> **Data lines**:
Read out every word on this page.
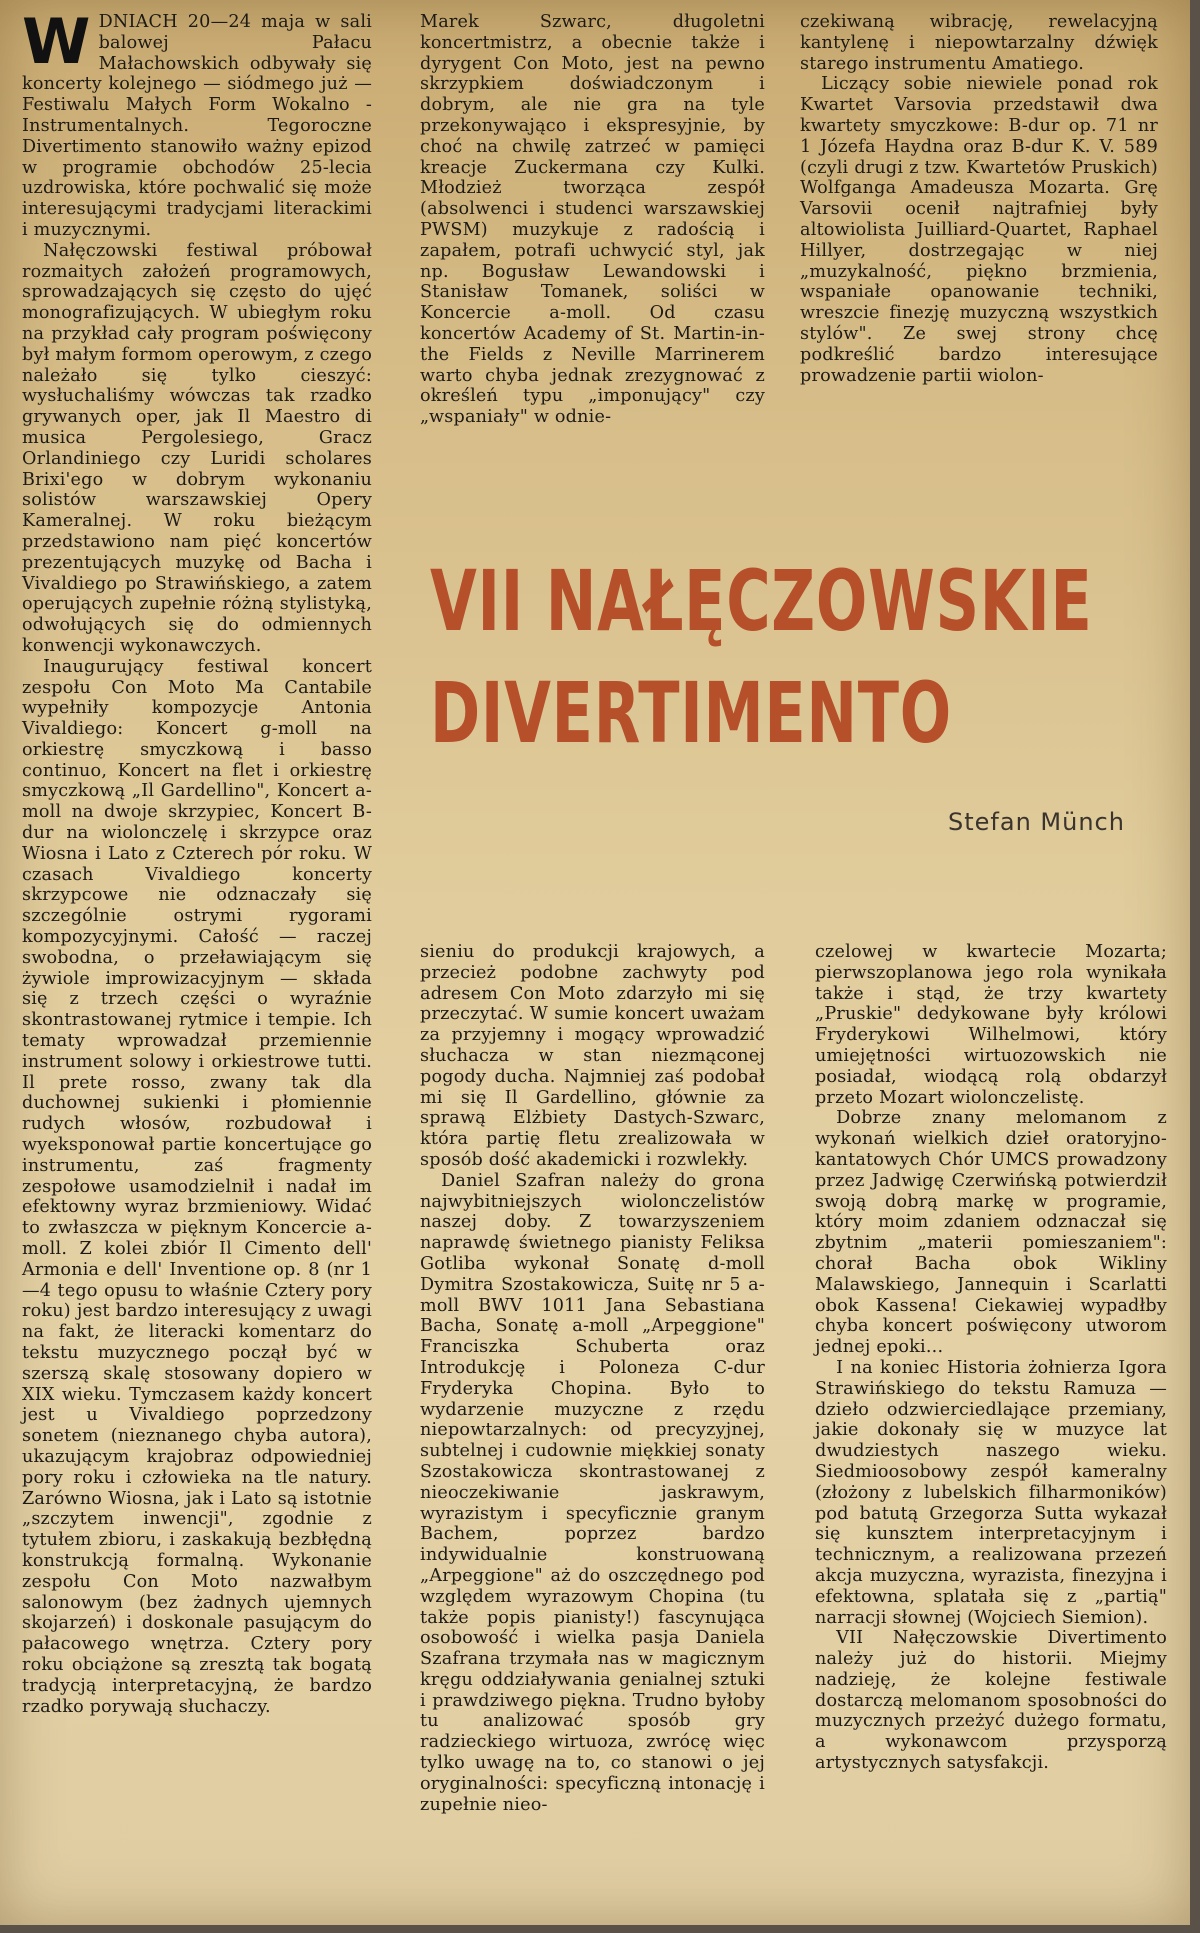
WDNIACH 20—24 maja w sali balowej Pałacu Małachowskich odbywały się koncerty kolejnego — siódmego już — Festiwalu Małych Form Wokalno - Instrumentalnych. Tegoroczne Divertimento stanowiło ważny epizod w programie obchodów 25-lecia uzdrowiska, które pochwalić się może interesującymi tradycjami literackimi i muzycznymi.

Nałęczowski festiwal próbował rozmaitych założeń programowych, sprowadzających się często do ujęć monografizujących. W ubiegłym roku na przykład cały program poświęcony był małym formom operowym, z czego należało się tylko cieszyć: wysłuchaliśmy wówczas tak rzadko grywanych oper, jak Il Maestro di musica Pergolesiego, Gracz Orlandiniego czy Luridi scholares Brixi'ego w dobrym wykonaniu solistów warszawskiej Opery Kameralnej. W roku bieżącym przedstawiono nam pięć koncertów prezentujących muzykę od Bacha i Vivaldiego po Strawińskiego, a zatem operujących zupełnie różną stylistyką, odwołujących się do odmiennych konwencji wykonawczych.

Inaugurujący festiwal koncert zespołu Con Moto Ma Cantabile wypełniły kompozycje Antonia Vivaldiego: Koncert g-moll na orkiestrę smyczkową i basso continuo, Koncert na flet i orkiestrę smyczkową „Il Gardellino", Koncert a-moll na dwoje skrzypiec, Koncert B-dur na wiolonczelę i skrzypce oraz Wiosna i Lato z Czterech pór roku. W czasach Vivaldiego koncerty skrzypcowe nie odznaczały się szczególnie ostrymi rygorami kompozycyjnymi. Całość — raczej swobodna, o przeławiającym się żywiole improwizacyjnym — składa się z trzech części o wyraźnie skontrastowanej rytmice i tempie. Ich tematy wprowadzał przemiennie instrument solowy i orkiestrowe tutti. Il prete rosso, zwany tak dla duchownej sukienki i płomiennie rudych włosów, rozbudował i wyeksponował partie koncertujące go instrumentu, zaś fragmenty zespołowe usamodzielnił i nadał im efektowny wyraz brzmieniowy. Widać to zwłaszcza w pięknym Koncercie a-moll. Z kolei zbiór Il Cimento dell' Armonia e dell' Inventione op. 8 (nr 1—4 tego opusu to właśnie Cztery pory roku) jest bardzo interesujący z uwagi na fakt, że literacki komentarz do tekstu muzycznego począł być w szerszą skalę stosowany dopiero w XIX wieku. Tymczasem każdy koncert jest u Vivaldiego poprzedzony sonetem (nieznanego chyba autora), ukazującym krajobraz odpowiedniej pory roku i człowieka na tle natury. Zarówno Wiosna, jak i Lato są istotnie „szczytem inwencji", zgodnie z tytułem zbioru, i zaskakują bezbłędną konstrukcją formalną. Wykonanie zespołu Con Moto nazwałbym salonowym (bez żadnych ujemnych skojarzeń) i doskonale pasującym do pałacowego wnętrza. Cztery pory roku obciążone są zresztą tak bogatą tradycją interpretacyjną, że bardzo rzadko porywają słuchaczy.

Marek Szwarc, długoletni koncertmistrz, a obecnie także i dyrygent Con Moto, jest na pewno skrzypkiem doświadczonym i dobrym, ale nie gra na tyle przekonywająco i ekspresyjnie, by choć na chwilę zatrzeć w pamięci kreacje Zuckermana czy Kulki. Młodzież tworząca zespół (absolwenci i studenci warszawskiej PWSM) muzykuje z radością i zapałem, potrafi uchwycić styl, jak np. Bogusław Lewandowski i Stanisław Tomanek, soliści w Koncercie a-moll. Od czasu koncertów Academy of St. Martin-in-the Fields z Neville Marrinerem warto chyba jednak zrezygnować z określeń typu „imponujący" czy „wspaniały" w odnie-

czekiwaną wibrację, rewelacyjną kantylenę i niepowtarzalny dźwięk starego instrumentu Amatiego.

Liczący sobie niewiele ponad rok Kwartet Varsovia przedstawił dwa kwartety smyczkowe: B-dur op. 71 nr 1 Józefa Haydna oraz B-dur K. V. 589 (czyli drugi z tzw. Kwartetów Pruskich) Wolfganga Amadeusza Mozarta. Grę Varsovii ocenił najtrafniej były altowiolista Juilliard-Quartet, Raphael Hillyer, dostrzegając w niej „muzykalność, piękno brzmienia, wspaniałe opanowanie techniki, wreszcie finezję muzyczną wszystkich stylów". Ze swej strony chcę podkreślić bardzo interesujące prowadzenie partii wiolon-

VII NAŁĘCZOWSKIE

DIVERTIMENTO

Stefan Münch

sieniu do produkcji krajowych, a przecież podobne zachwyty pod adresem Con Moto zdarzyło mi się przeczytać. W sumie koncert uważam za przyjemny i mogący wprowadzić słuchacza w stan niezmąconej pogody ducha. Najmniej zaś podobał mi się Il Gardellino, głównie za sprawą Elżbiety Dastych-Szwarc, która partię fletu zrealizowała w sposób dość akademicki i rozwlekły.

Daniel Szafran należy do grona najwybitniejszych wiolonczelistów naszej doby. Z towarzyszeniem naprawdę świetnego pianisty Feliksa Gotliba wykonał Sonatę d-moll Dymitra Szostakowicza, Suitę nr 5 a-moll BWV 1011 Jana Sebastiana Bacha, Sonatę a-moll „Arpeggione" Franciszka Schuberta oraz Introdukcję i Poloneza C-dur Fryderyka Chopina. Było to wydarzenie muzyczne z rzędu niepowtarzalnych: od precyzyjnej, subtelnej i cudownie miękkiej sonaty Szostakowicza skontrastowanej z nieoczekiwanie jaskrawym, wyrazistym i specyficznie granym Bachem, poprzez bardzo indywidualnie konstruowaną „Arpeggione" aż do oszczędnego pod względem wyrazowym Chopina (tu także popis pianisty!) fascynująca osobowość i wielka pasja Daniela Szafrana trzymała nas w magicznym kręgu oddziaływania genialnej sztuki i prawdziwego piękna. Trudno byłoby tu analizować sposób gry radzieckiego wirtuoza, zwrócę więc tylko uwagę na to, co stanowi o jej oryginalności: specyficzną intonację i zupełnie nieo-

czelowej w kwartecie Mozarta; pierwszoplanowa jego rola wynikała także i stąd, że trzy kwartety „Pruskie" dedykowane były królowi Fryderykowi Wilhelmowi, który umiejętności wirtuozowskich nie posiadał, wiodącą rolą obdarzył przeto Mozart wiolonczelistę.

Dobrze znany melomanom z wykonań wielkich dzieł oratoryjno-kantatowych Chór UMCS prowadzony przez Jadwigę Czerwińską potwierdził swoją dobrą markę w programie, który moim zdaniem odznaczał się zbytnim „materii pomieszaniem": chorał Bacha obok Wikliny Malawskiego, Jannequin i Scarlatti obok Kassena! Ciekawiej wypadłby chyba koncert poświęcony utworom jednej epoki...

I na koniec Historia żołnierza Igora Strawińskiego do tekstu Ramuza — dzieło odzwierciedlające przemiany, jakie dokonały się w muzyce lat dwudziestych naszego wieku. Siedmioosobowy zespół kameralny (złożony z lubelskich filharmoników) pod batutą Grzegorza Sutta wykazał się kunsztem interpretacyjnym i technicznym, a realizowana przezeń akcja muzyczna, wyrazista, finezyjna i efektowna, splatała się z „partią" narracji słownej (Wojciech Siemion).

VII Nałęczowskie Divertimento należy już do historii. Miejmy nadzieję, że kolejne festiwale dostarczą melomanom sposobności do muzycznych przeżyć dużego formatu, a wykonawcom przysporzą artystycznych satysfakcji.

> **Stated problem**:
Exclude the images, then output the data above word for word.

> **Right answer**:
Read out every word on this page.
WDNIACH 20—24 maja w sali balowej Pałacu Małachowskich odbywały się koncerty kolejnego — siódmego już — Festiwalu Małych Form Wokalno - Instrumentalnych. Tegoroczne Divertimento stanowiło ważny epizod w programie obchodów 25-lecia uzdrowiska, które pochwalić się może interesującymi tradycjami literackimi i muzycznymi.

Nałęczowski festiwal próbował rozmaitych założeń programowych, sprowadzających się często do ujęć monografizujących. W ubiegłym roku na przykład cały program poświęcony był małym formom operowym, z czego należało się tylko cieszyć: wysłuchaliśmy wówczas tak rzadko grywanych oper, jak Il Maestro di musica Pergolesiego, Gracz Orlandiniego czy Luridi scholares Brixi'ego w dobrym wykonaniu solistów warszawskiej Opery Kameralnej. W roku bieżącym przedstawiono nam pięć koncertów prezentujących muzykę od Bacha i Vivaldiego po Strawińskiego, a zatem operujących zupełnie różną stylistyką, odwołujących się do odmiennych konwencji wykonawczych.

Inaugurujący festiwal koncert zespołu Con Moto Ma Cantabile wypełniły kompozycje Antonia Vivaldiego: Koncert g-moll na orkiestrę smyczkową i basso continuo, Koncert na flet i orkiestrę smyczkową „Il Gardellino", Koncert a-moll na dwoje skrzypiec, Koncert B-dur na wiolonczelę i skrzypce oraz Wiosna i Lato z Czterech pór roku. W czasach Vivaldiego koncerty skrzypcowe nie odznaczały się szczególnie ostrymi rygorami kompozycyjnymi. Całość — raczej swobodna, o przeławiającym się żywiole improwizacyjnym — składa się z trzech części o wyraźnie skontrastowanej rytmice i tempie. Ich tematy wprowadzał przemiennie instrument solowy i orkiestrowe tutti. Il prete rosso, zwany tak dla duchownej sukienki i płomiennie rudych włosów, rozbudował i wyeksponował partie koncertujące go instrumentu, zaś fragmenty zespołowe usamodzielnił i nadał im efektowny wyraz brzmieniowy. Widać to zwłaszcza w pięknym Koncercie a-moll. Z kolei zbiór Il Cimento dell' Armonia e dell' Inventione op. 8 (nr 1—4 tego opusu to właśnie Cztery pory roku) jest bardzo interesujący z uwagi na fakt, że literacki komentarz do tekstu muzycznego począł być w szerszą skalę stosowany dopiero w XIX wieku. Tymczasem każdy koncert jest u Vivaldiego poprzedzony sonetem (nieznanego chyba autora), ukazującym krajobraz odpowiedniej pory roku i człowieka na tle natury. Zarówno Wiosna, jak i Lato są istotnie „szczytem inwencji", zgodnie z tytułem zbioru, i zaskakują bezbłędną konstrukcją formalną. Wykonanie zespołu Con Moto nazwałbym salonowym (bez żadnych ujemnych skojarzeń) i doskonale pasującym do pałacowego wnętrza. Cztery pory roku obciążone są zresztą tak bogatą tradycją interpretacyjną, że bardzo rzadko porywają słuchaczy.

Marek Szwarc, długoletni koncertmistrz, a obecnie także i dyrygent Con Moto, jest na pewno skrzypkiem doświadczonym i dobrym, ale nie gra na tyle przekonywająco i ekspresyjnie, by choć na chwilę zatrzeć w pamięci kreacje Zuckermana czy Kulki. Młodzież tworząca zespół (absolwenci i studenci warszawskiej PWSM) muzykuje z radością i zapałem, potrafi uchwycić styl, jak np. Bogusław Lewandowski i Stanisław Tomanek, soliści w Koncercie a-moll. Od czasu koncertów Academy of St. Martin-in-the Fields z Neville Marrinerem warto chyba jednak zrezygnować z określeń typu „imponujący" czy „wspaniały" w odnie-

czekiwaną wibrację, rewelacyjną kantylenę i niepowtarzalny dźwięk starego instrumentu Amatiego.

Liczący sobie niewiele ponad rok Kwartet Varsovia przedstawił dwa kwartety smyczkowe: B-dur op. 71 nr 1 Józefa Haydna oraz B-dur K. V. 589 (czyli drugi z tzw. Kwartetów Pruskich) Wolfganga Amadeusza Mozarta. Grę Varsovii ocenił najtrafniej były altowiolista Juilliard-Quartet, Raphael Hillyer, dostrzegając w niej „muzykalność, piękno brzmienia, wspaniałe opanowanie techniki, wreszcie finezję muzyczną wszystkich stylów". Ze swej strony chcę podkreślić bardzo interesujące prowadzenie partii wiolon-

VII NAŁĘCZOWSKIE

DIVERTIMENTO

Stefan Münch

sieniu do produkcji krajowych, a przecież podobne zachwyty pod adresem Con Moto zdarzyło mi się przeczytać. W sumie koncert uważam za przyjemny i mogący wprowadzić słuchacza w stan niezmąconej pogody ducha. Najmniej zaś podobał mi się Il Gardellino, głównie za sprawą Elżbiety Dastych-Szwarc, która partię fletu zrealizowała w sposób dość akademicki i rozwlekły.

Daniel Szafran należy do grona najwybitniejszych wiolonczelistów naszej doby. Z towarzyszeniem naprawdę świetnego pianisty Feliksa Gotliba wykonał Sonatę d-moll Dymitra Szostakowicza, Suitę nr 5 a-moll BWV 1011 Jana Sebastiana Bacha, Sonatę a-moll „Arpeggione" Franciszka Schuberta oraz Introdukcję i Poloneza C-dur Fryderyka Chopina. Było to wydarzenie muzyczne z rzędu niepowtarzalnych: od precyzyjnej, subtelnej i cudownie miękkiej sonaty Szostakowicza skontrastowanej z nieoczekiwanie jaskrawym, wyrazistym i specyficznie granym Bachem, poprzez bardzo indywidualnie konstruowaną „Arpeggione" aż do oszczędnego pod względem wyrazowym Chopina (tu także popis pianisty!) fascynująca osobowość i wielka pasja Daniela Szafrana trzymała nas w magicznym kręgu oddziaływania genialnej sztuki i prawdziwego piękna. Trudno byłoby tu analizować sposób gry radzieckiego wirtuoza, zwrócę więc tylko uwagę na to, co stanowi o jej oryginalności: specyficzną intonację i zupełnie nieo-

czelowej w kwartecie Mozarta; pierwszoplanowa jego rola wynikała także i stąd, że trzy kwartety „Pruskie" dedykowane były królowi Fryderykowi Wilhelmowi, który umiejętności wirtuozowskich nie posiadał, wiodącą rolą obdarzył przeto Mozart wiolonczelistę.

Dobrze znany melomanom z wykonań wielkich dzieł oratoryjno-kantatowych Chór UMCS prowadzony przez Jadwigę Czerwińską potwierdził swoją dobrą markę w programie, który moim zdaniem odznaczał się zbytnim „materii pomieszaniem": chorał Bacha obok Wikliny Malawskiego, Jannequin i Scarlatti obok Kassena! Ciekawiej wypadłby chyba koncert poświęcony utworom jednej epoki...

I na koniec Historia żołnierza Igora Strawińskiego do tekstu Ramuza — dzieło odzwierciedlające przemiany, jakie dokonały się w muzyce lat dwudziestych naszego wieku. Siedmioosobowy zespół kameralny (złożony z lubelskich filharmoników) pod batutą Grzegorza Sutta wykazał się kunsztem interpretacyjnym i technicznym, a realizowana przezeń akcja muzyczna, wyrazista, finezyjna i efektowna, splatała się z „partią" narracji słownej (Wojciech Siemion).

VII Nałęczowskie Divertimento należy już do historii. Miejmy nadzieję, że kolejne festiwale dostarczą melomanom sposobności do muzycznych przeżyć dużego formatu, a wykonawcom przysporzą artystycznych satysfakcji.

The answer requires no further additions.